** Text to read **

The sequel expanded the roster to four characters and introduced the alien transformation mechanic that would define the series. Metal Slug 2's visual spectacle surpassed the original with mummies, tanks, and elaborate boss sequences — though its legendary slowdown was addressed in the bug-fixed Metal Slug X revision.
The Game Boy sequel that established Wario as one of Nintendo's most inventive platformer protagonists. Wario Land 2's invulnerability mechanic — Wario can't die, but getting hurt transforms him in useful ways — and its multiple branching story paths through the same levels encouraged complete exploration and replay.
Nintendo's snowboarding game built physics-based trick mechanics and courses designed around realistic mountain topography into a package that felt fundamentally different from the arcade snowboarders competing for the same market. The Legendary Eagle course remains one of the most technically impressive N64 tracks — a long, branching descent that rewards knowledge of its hazards and delivers a genuine sense of mountain speed that was unmatched on home hardware in 1998.
Square's survival horror RPG blends cinematic storytelling with turn-based combat and real-time enemy positioning in a mitochondrial horror story set across New York City — from Carnegie Hall to the Natural History Museum. The Active Time Battle-derived combat system, where protagonist Aya Brea repositions mid-combat to optimize attacks and avoid enemy abilities, created a genuinely novel hybrid that neither pure RPG nor pure horror games had attempted before.
Factor 5's landmark N64 flight action game — pilot iconic Star Wars vehicles across 16 missions recreating battles from the original trilogy, with an Expansion Pak mode that pushed N64 hardware to its visual limit.
The first Pokemon game to bring the franchise to 3D. Pokemon Stadium let players transfer their Game Boy teams to battle on the N64 in glorious rendered combat, watch Pokemon move realistically, and prove their mastery across five cups. The Stadium mode, Gym Leader Castle, and beloved minigames made it essential.
The light-gun arcade shooter that became the Dreamcast's best peripheral showcase. House of the Dead 2's branching narrative paths, cooperative two-player zombie-blasting, and gloriously cheesy voiced cutscenes — 'Goldman! Suffer like G did?' became gaming's most quoted bad dialogue — made it essential for Dreamcast party sessions.
The party game that defined competitive friendship destruction. Mario Party's board game structure combined with 50 minigames created an entirely new genre. The N64 game that turns any gathering into a lively tournament, complete with Bowser stealing stars and the infamous stick-spinning mini-games.

** Extracted entries **
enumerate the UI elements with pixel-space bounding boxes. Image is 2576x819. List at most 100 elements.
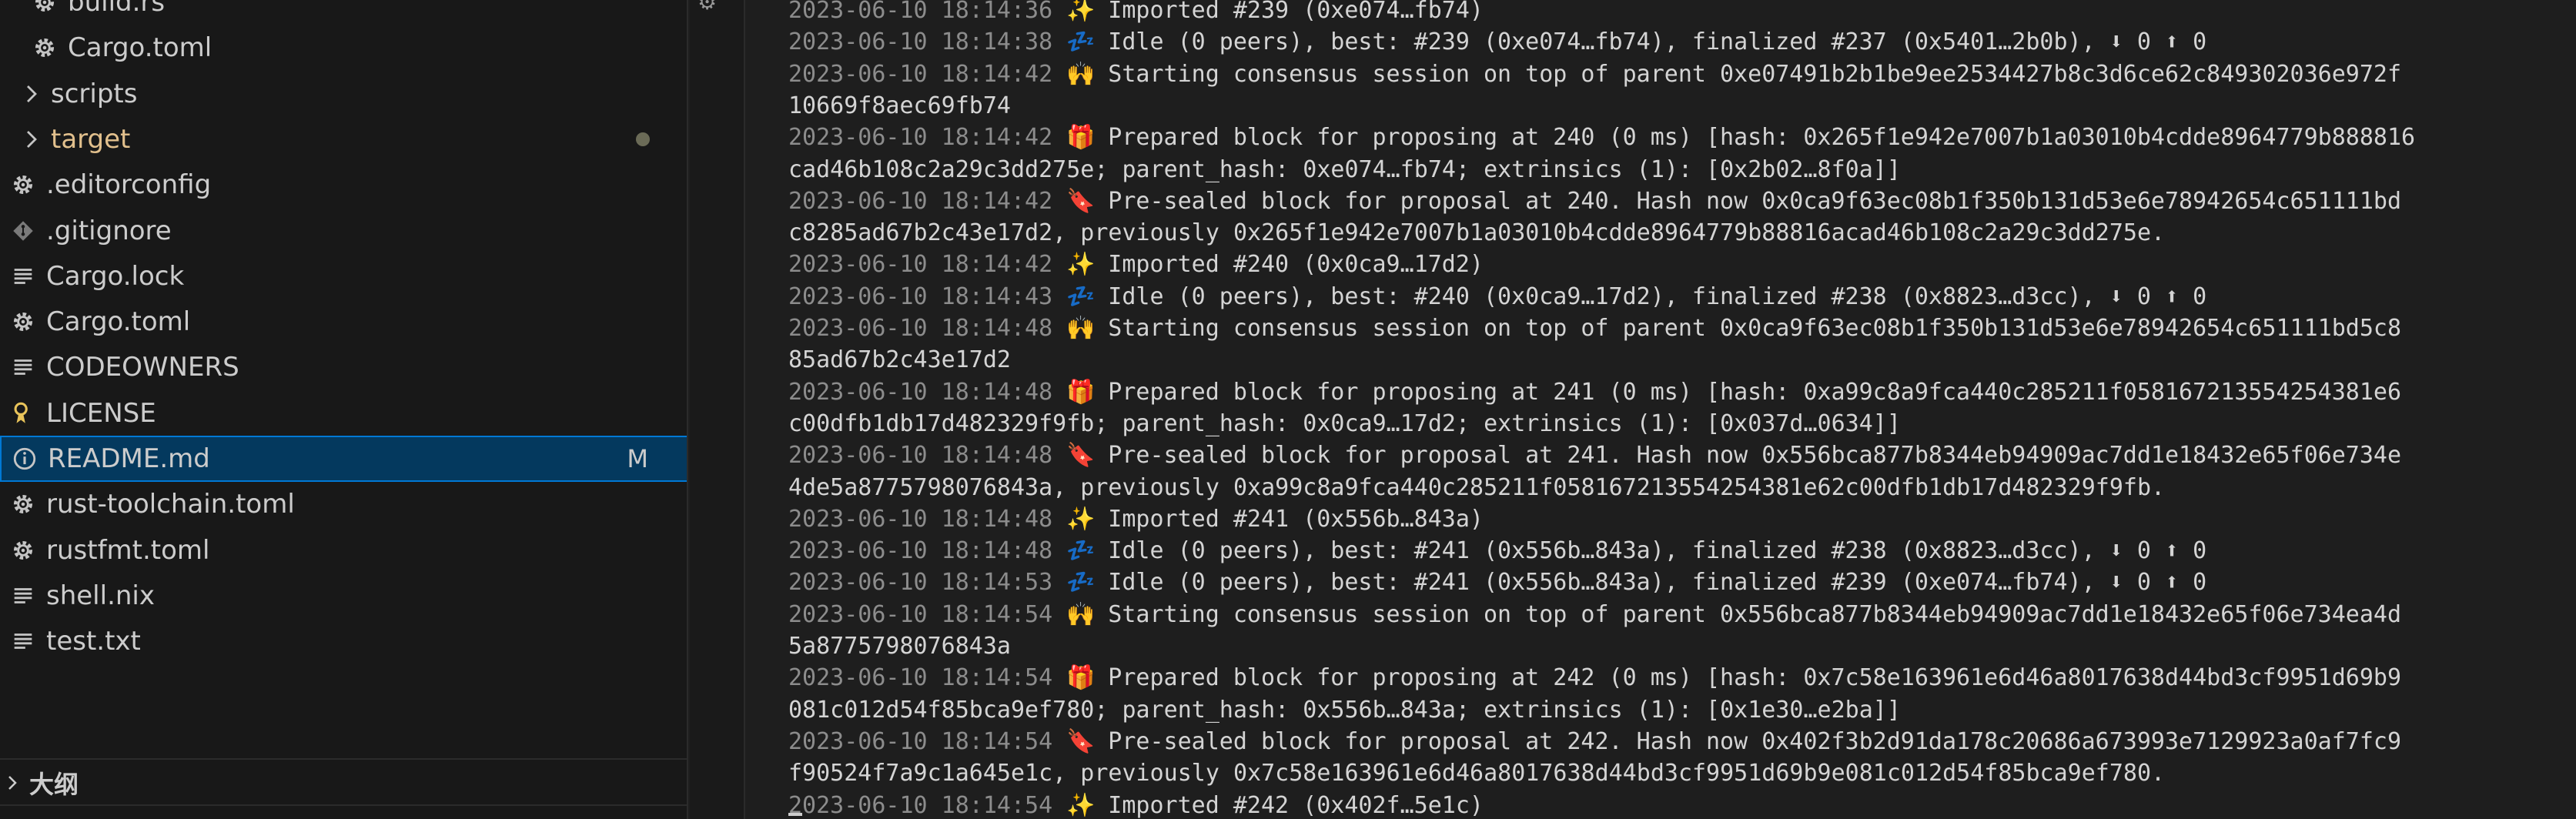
tree-icon-slot [8,580,38,611]
tree-item-label: .editorconfig [46,169,212,201]
terminal-line: 081c012d54f85bca9ef780; parent_hash: 0x5… [788,695,1901,726]
file-row[interactable]: .editorconfig [0,162,687,208]
terminal-line: 2023-06-10 18:14:36 ✨ Imported #239 (0xe… [788,0,1484,26]
file-row[interactable]: build.rs [0,0,687,25]
log-emoji-icon: 🎁 [1066,664,1096,692]
tree-item-label: CODEOWNERS [46,352,239,383]
terminal-line: 85ad67b2c43e17d2 [788,345,1011,376]
log-timestamp: 2023-06-10 18:14:36 [788,0,1053,24]
lines-icon [14,268,32,284]
log-message: Idle (0 peers), best: #241 (0x556b…843a)… [1094,569,2207,597]
terminal-line: f90524f7a9c1a645e1c, previously 0x7c58e1… [788,758,2165,789]
tree-item-label: build.rs [68,0,166,18]
log-timestamp: 2023-06-10 18:14:42 [788,187,1053,215]
file-row[interactable]: Cargo.toml [0,299,687,345]
log-message: Idle (0 peers), best: #240 (0x0ca9…17d2)… [1094,282,2207,310]
log-timestamp: 2023-06-10 18:14:48 [788,378,1053,406]
log-emoji-icon: 🎁 [1066,378,1096,406]
log-emoji-icon: 🙌 [1066,315,1096,342]
log-emoji-icon: ✨ [1066,251,1096,279]
outline-section-header[interactable]: 大纲 [0,758,687,806]
gear-icon [13,540,33,560]
git-icon [13,220,33,241]
tree-icon-slot [8,398,38,429]
lines-icon [14,587,32,603]
terminal-line: 2023-06-10 18:14:48 💤 Idle (0 peers), be… [788,536,2206,567]
log-timestamp: 2023-06-10 18:14:48 [788,505,1053,533]
log-emoji-icon: ✨ [1066,791,1096,819]
log-timestamp: 2023-06-10 18:14:42 [788,124,1053,152]
log-timestamp: 2023-06-10 18:14:42 [788,60,1053,88]
file-row[interactable]: Cargo.lock [0,253,687,299]
log-message: 4de5a8775798076843a, previously 0xa99c8a… [788,473,2166,501]
file-row[interactable]: shell.nix [0,573,687,619]
log-emoji-icon: 🔖 [1066,727,1096,755]
log-message: Imported #242 (0x402f…5e1c) [1094,791,1484,819]
terminal-line: 2023-06-10 18:14:48 🎁 Prepared block for… [788,377,2401,408]
folder-row[interactable]: target [0,116,687,162]
tree-item-label: Cargo.toml [68,32,212,64]
terminal-line: 2023-06-10 18:14:54 🔖 Pre-sealed block f… [788,727,2401,757]
timeline-section-header[interactable] [0,804,687,819]
log-message: 85ad67b2c43e17d2 [788,346,1011,374]
chevron-right-icon [27,85,37,102]
info-icon [13,447,36,470]
file-row[interactable]: .gitignore [0,208,687,254]
terminal-tab-icon[interactable]: ⚙ [698,0,717,15]
log-timestamp: 2023-06-10 18:14:42 [788,251,1053,279]
gear-icon [35,38,55,58]
file-row[interactable]: LICENSE [0,390,687,436]
terminal-line: 2023-06-10 18:14:53 💤 Idle (0 peers), be… [788,567,2206,598]
terminal-line: cad46b108c2a29c3dd275e; parent_hash: 0xe… [788,155,1901,186]
folder-row[interactable]: scripts [0,71,687,117]
log-message: Pre-sealed block for proposal at 242. Ha… [1094,727,2402,755]
terminal-line: 2023-06-10 18:14:42 🙌 Starting consensus… [788,59,2401,90]
log-emoji-icon: 💤 [1066,569,1096,597]
terminal-line: 2023-06-10 18:14:48 🔖 Pre-sealed block f… [788,440,2401,471]
log-message: Idle (0 peers), best: #239 (0xe074…fb74)… [1094,28,2207,56]
log-emoji-icon: 🎁 [1066,124,1096,152]
terminal-line: 2023-06-10 18:14:42 🔖 Pre-sealed block f… [788,186,2401,217]
terminal-line: 2023-06-10 18:14:43 💤 Idle (0 peers), be… [788,282,2206,313]
log-message: cad46b108c2a29c3dd275e; parent_hash: 0xe… [788,155,1901,183]
terminal-line: 2023-06-10 18:14:48 ✨ Imported #241 (0x5… [788,504,1484,535]
tree-icon-slot [20,124,43,155]
file-row[interactable]: rust-toolchain.toml [0,481,687,527]
terminal-line: 2023-06-10 18:14:54 ✨ Imported #242 (0x4… [788,791,1484,819]
log-message: Imported #240 (0x0ca9…17d2) [1094,251,1484,279]
log-emoji-icon: 🙌 [1066,60,1096,88]
file-row[interactable]: CODEOWNERS [0,344,687,390]
file-row[interactable]: test.txt [0,618,687,664]
log-timestamp: 2023-06-10 18:14:53 [788,569,1053,597]
log-message: Pre-sealed block for proposal at 240. Ha… [1094,187,2402,215]
tree-icon-slot [20,79,43,109]
tree-icon-slot [8,261,38,292]
gear-icon [13,495,33,514]
log-emoji-icon: 🔖 [1066,187,1096,215]
terminal-line: c8285ad67b2c43e17d2, previously 0x265f1e… [788,218,2165,249]
tree-icon-slot [29,0,60,18]
log-message: 5a8775798076843a [788,633,1011,660]
log-message: Prepared block for proposing at 241 (0 m… [1094,378,2402,406]
log-timestamp: 2023-06-10 18:14:54 [788,600,1053,628]
log-emoji-icon: 💤 [1066,537,1096,565]
gear-icon [13,313,33,332]
log-message: Starting consensus session on top of par… [1094,315,2402,342]
file-row[interactable]: Cargo.toml [0,25,687,71]
tree-item-label: README.md [48,443,210,474]
license-icon [14,402,28,423]
tree-icon-slot [8,216,38,246]
log-timestamp: 2023-06-10 18:14:54 [788,664,1053,692]
terminal-line: 2023-06-10 18:14:54 🎁 Prepared block for… [788,663,2401,694]
terminal-line: 2023-06-10 18:14:38 💤 Idle (0 peers), be… [788,27,2206,58]
gear-icon [35,0,55,12]
file-row[interactable]: README.md M [0,436,687,482]
terminal-output[interactable]: 2023-06-10 18:14:36 ✨ Imported #239 (0xe… [745,0,2576,819]
log-message: Imported #239 (0xe074…fb74) [1094,0,1484,24]
chevron-right-icon [8,776,17,790]
log-timestamp: 2023-06-10 18:14:54 [788,727,1053,755]
log-timestamp: 2023-06-10 18:14:48 [788,442,1053,470]
terminal-cursor [788,813,802,816]
file-row[interactable]: rustfmt.toml [0,527,687,573]
log-message: c00dfb1db17d482329f9fb; parent_hash: 0x0… [788,410,1901,437]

** Exercises **
**a.** In the listing, copy the lines verbatim, beginning at the line that contains "tree-icon-slot [8,580,38,611]" and ending with the line that contains "gear-icon [13,540,33,560]".
**b.** Write what would come next in the video game descriptions, starting after the final sentence shown.
The game descriptions and the listing are unrelated and should be treated as separate material.

** Responses for each task **
**a.**
tree-icon-slot [8,580,38,611]
tree-item-label: .editorconfig [46,169,212,201]
terminal-line: 081c012d54f85bca9ef780; parent_hash: 0x5… [788,695,1901,726]
file-row[interactable]: .editorconfig [0,162,687,208]
terminal-line: 2023-06-10 18:14:36 ✨ Imported #239 (0xe… [788,0,1484,26]
file-row[interactable]: build.rs [0,0,687,25]
log-emoji-icon: 🎁 [1066,664,1096,692]
tree-item-label: CODEOWNERS [46,352,239,383]
terminal-line: 85ad67b2c43e17d2 [788,345,1011,376]
log-timestamp: 2023-06-10 18:14:36 [788,0,1053,24]
lines-icon [14,268,32,284]
log-message: Idle (0 peers), best: #241 (0x556b…843a)… [1094,569,2207,597]
terminal-line: f90524f7a9c1a645e1c, previously 0x7c58e1… [788,758,2165,789]
tree-item-label: build.rs [68,0,166,18]
log-timestamp: 2023-06-10 18:14:42 [788,187,1053,215]
file-row[interactable]: Cargo.toml [0,299,687,345]
log-message: Idle (0 peers), best: #240 (0x0ca9…17d2)… [1094,282,2207,310]
log-timestamp: 2023-06-10 18:14:48 [788,378,1053,406]
log-emoji-icon: 🎁 [1066,378,1096,406]
log-emoji-icon: 🙌 [1066,315,1096,342]
log-emoji-icon: ✨ [1066,251,1096,279]
outline-section-header[interactable]: 大纲 [0,758,687,806]
gear-icon [13,540,33,560]

**b.**
The definitive digital adaptation of the Pokémon card game for Game Boy Color. Featuring 226 cards and a complete campaign against eight Club Masters, the Pokémon TCG GB introduced millions of players to the strategic depth of the physical card game in a format accessible without needing cards or an opponent.
Sonic's first fully realized 3D platformer and the Dreamcast's defining launch title brought six playable characters — each with distinct gameplay styles — a sprawling adventure hub world, and the Chao Garden life-simulation system into what became the most content-rich Sonic game ever released. Sonic Team's ambition occasionally outpaced the hardware's capabilities, but the sheer energy of the speed stages and the scope of the game's construction left an impression that defined what 3D Sonic could aspire to be.
The N64 dinosaur hunter sequel with some of the most memorable weapons in FPS history. Turok 2's Cerebral Bore — a tracking rocket that drills into enemies' skulls — became legendary, and its expansive levels, diverse enemies, and cooperative multiplayer made it the definitive Turok experience despite brutal early-game difficulty.
DMA Design's creative N64 puzzle-platformer where players control a microchip that possesses animal robots. Each animal — from bulldogs to polar bears to hamsters — has unique abilities needed to solve environmentally distinct puzzles. Space Station Silicon Valley's humor, inventiveness, and the chip-possession mechanic made it one of N64's most original games.
A direct predecessor to the Grand Theft Auto open-world formula from the same studio, Body Harvest drops a time-traveling soldier into sprawling free-roaming environments spanning multiple eras of human history under alien invasion. DMA Design's ambitious scope — hijack any vehicle, explore vast maps, battle massive alien bosses — resulted in a game rougher than its ambitions but historically fascinating as the missing link between top-down GTA and the 3D open-world games that followed.